Goal: Without including any images, repeat the data exactly.

— Start Available records —

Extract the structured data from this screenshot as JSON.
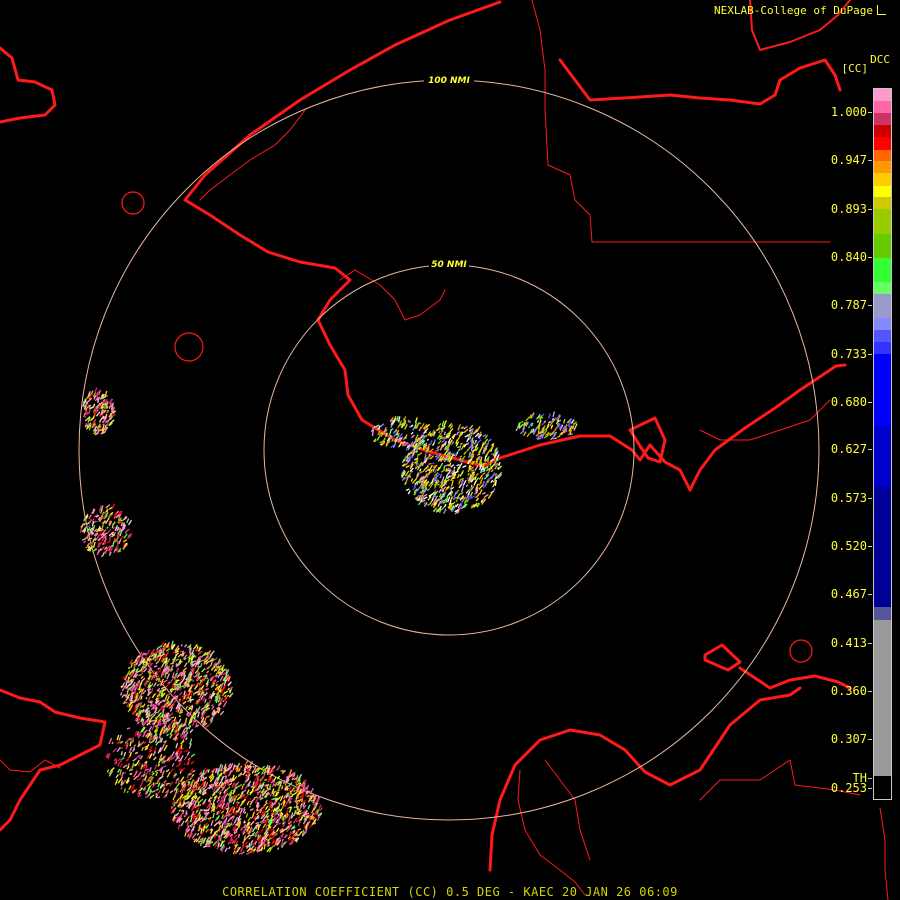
{
  "header": {
    "credit": "NEXLAB-College of DuPage",
    "product_code": "DCC",
    "product_unit": "[CC]"
  },
  "range_rings": [
    {
      "label": "50 NMI"
    },
    {
      "label": "100 NMI"
    }
  ],
  "legend": {
    "labels": [
      "1.000",
      "0.947",
      "0.893",
      "0.840",
      "0.787",
      "0.733",
      "0.680",
      "0.627",
      "0.573",
      "0.520",
      "0.467",
      "0.413",
      "0.360",
      "0.307",
      "0.253",
      "TH"
    ],
    "segments": [
      {
        "color": "#ff99cc",
        "from": 1.0,
        "to": 0.987
      },
      {
        "color": "#ff66aa",
        "from": 0.987,
        "to": 0.973
      },
      {
        "color": "#cc3366",
        "from": 0.973,
        "to": 0.96
      },
      {
        "color": "#cc0000",
        "from": 0.96,
        "to": 0.947
      },
      {
        "color": "#ff0000",
        "from": 0.947,
        "to": 0.933
      },
      {
        "color": "#ff6600",
        "from": 0.933,
        "to": 0.92
      },
      {
        "color": "#ff9900",
        "from": 0.92,
        "to": 0.907
      },
      {
        "color": "#ffcc00",
        "from": 0.907,
        "to": 0.893
      },
      {
        "color": "#ffff00",
        "from": 0.893,
        "to": 0.88
      },
      {
        "color": "#cccc00",
        "from": 0.88,
        "to": 0.867
      },
      {
        "color": "#99cc00",
        "from": 0.867,
        "to": 0.84
      },
      {
        "color": "#66cc00",
        "from": 0.84,
        "to": 0.813
      },
      {
        "color": "#33ff33",
        "from": 0.813,
        "to": 0.787
      },
      {
        "color": "#66ff66",
        "from": 0.787,
        "to": 0.773
      },
      {
        "color": "#9999cc",
        "from": 0.773,
        "to": 0.747
      },
      {
        "color": "#8888ff",
        "from": 0.747,
        "to": 0.733
      },
      {
        "color": "#5555ff",
        "from": 0.733,
        "to": 0.72
      },
      {
        "color": "#3333ff",
        "from": 0.72,
        "to": 0.707
      },
      {
        "color": "#0000ff",
        "from": 0.707,
        "to": 0.627
      },
      {
        "color": "#0000cc",
        "from": 0.627,
        "to": 0.56
      },
      {
        "color": "#000099",
        "from": 0.56,
        "to": 0.427
      },
      {
        "color": "#555599",
        "from": 0.427,
        "to": 0.413
      },
      {
        "color": "#999999",
        "from": 0.413,
        "to": 0.24
      },
      {
        "color": "#000000",
        "from": 0.24,
        "to": 0.213
      }
    ]
  },
  "colors": {
    "background": "#000000",
    "boundaries": "#ff1a1a",
    "range_rings": "#e8b8a0",
    "hud_text": "#ffff33"
  },
  "footer": "CORRELATION COEFFICIENT (CC) 0.5 DEG - KAEC 20 JAN 26 06:09"
}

— End Available records —

Response to this exercise:
Extract the structured data from this screenshot as JSON.
{
  "header": {
    "credit": "NEXLAB-College of DuPage",
    "product_code": "DCC",
    "product_unit": "[CC]"
  },
  "range_rings": [
    {
      "label": "50 NMI"
    },
    {
      "label": "100 NMI"
    }
  ],
  "legend": {
    "labels": [
      "1.000",
      "0.947",
      "0.893",
      "0.840",
      "0.787",
      "0.733",
      "0.680",
      "0.627",
      "0.573",
      "0.520",
      "0.467",
      "0.413",
      "0.360",
      "0.307",
      "0.253",
      "TH"
    ],
    "segments": [
      {
        "color": "#ff99cc",
        "from": 1.0,
        "to": 0.987
      },
      {
        "color": "#ff66aa",
        "from": 0.987,
        "to": 0.973
      },
      {
        "color": "#cc3366",
        "from": 0.973,
        "to": 0.96
      },
      {
        "color": "#cc0000",
        "from": 0.96,
        "to": 0.947
      },
      {
        "color": "#ff0000",
        "from": 0.947,
        "to": 0.933
      },
      {
        "color": "#ff6600",
        "from": 0.933,
        "to": 0.92
      },
      {
        "color": "#ff9900",
        "from": 0.92,
        "to": 0.907
      },
      {
        "color": "#ffcc00",
        "from": 0.907,
        "to": 0.893
      },
      {
        "color": "#ffff00",
        "from": 0.893,
        "to": 0.88
      },
      {
        "color": "#cccc00",
        "from": 0.88,
        "to": 0.867
      },
      {
        "color": "#99cc00",
        "from": 0.867,
        "to": 0.84
      },
      {
        "color": "#66cc00",
        "from": 0.84,
        "to": 0.813
      },
      {
        "color": "#33ff33",
        "from": 0.813,
        "to": 0.787
      },
      {
        "color": "#66ff66",
        "from": 0.787,
        "to": 0.773
      },
      {
        "color": "#9999cc",
        "from": 0.773,
        "to": 0.747
      },
      {
        "color": "#8888ff",
        "from": 0.747,
        "to": 0.733
      },
      {
        "color": "#5555ff",
        "from": 0.733,
        "to": 0.72
      },
      {
        "color": "#3333ff",
        "from": 0.72,
        "to": 0.707
      },
      {
        "color": "#0000ff",
        "from": 0.707,
        "to": 0.627
      },
      {
        "color": "#0000cc",
        "from": 0.627,
        "to": 0.56
      },
      {
        "color": "#000099",
        "from": 0.56,
        "to": 0.427
      },
      {
        "color": "#555599",
        "from": 0.427,
        "to": 0.413
      },
      {
        "color": "#999999",
        "from": 0.413,
        "to": 0.24
      },
      {
        "color": "#000000",
        "from": 0.24,
        "to": 0.213
      }
    ]
  },
  "colors": {
    "background": "#000000",
    "boundaries": "#ff1a1a",
    "range_rings": "#e8b8a0",
    "hud_text": "#ffff33"
  },
  "footer": "CORRELATION COEFFICIENT (CC) 0.5 DEG - KAEC 20 JAN 26 06:09"
}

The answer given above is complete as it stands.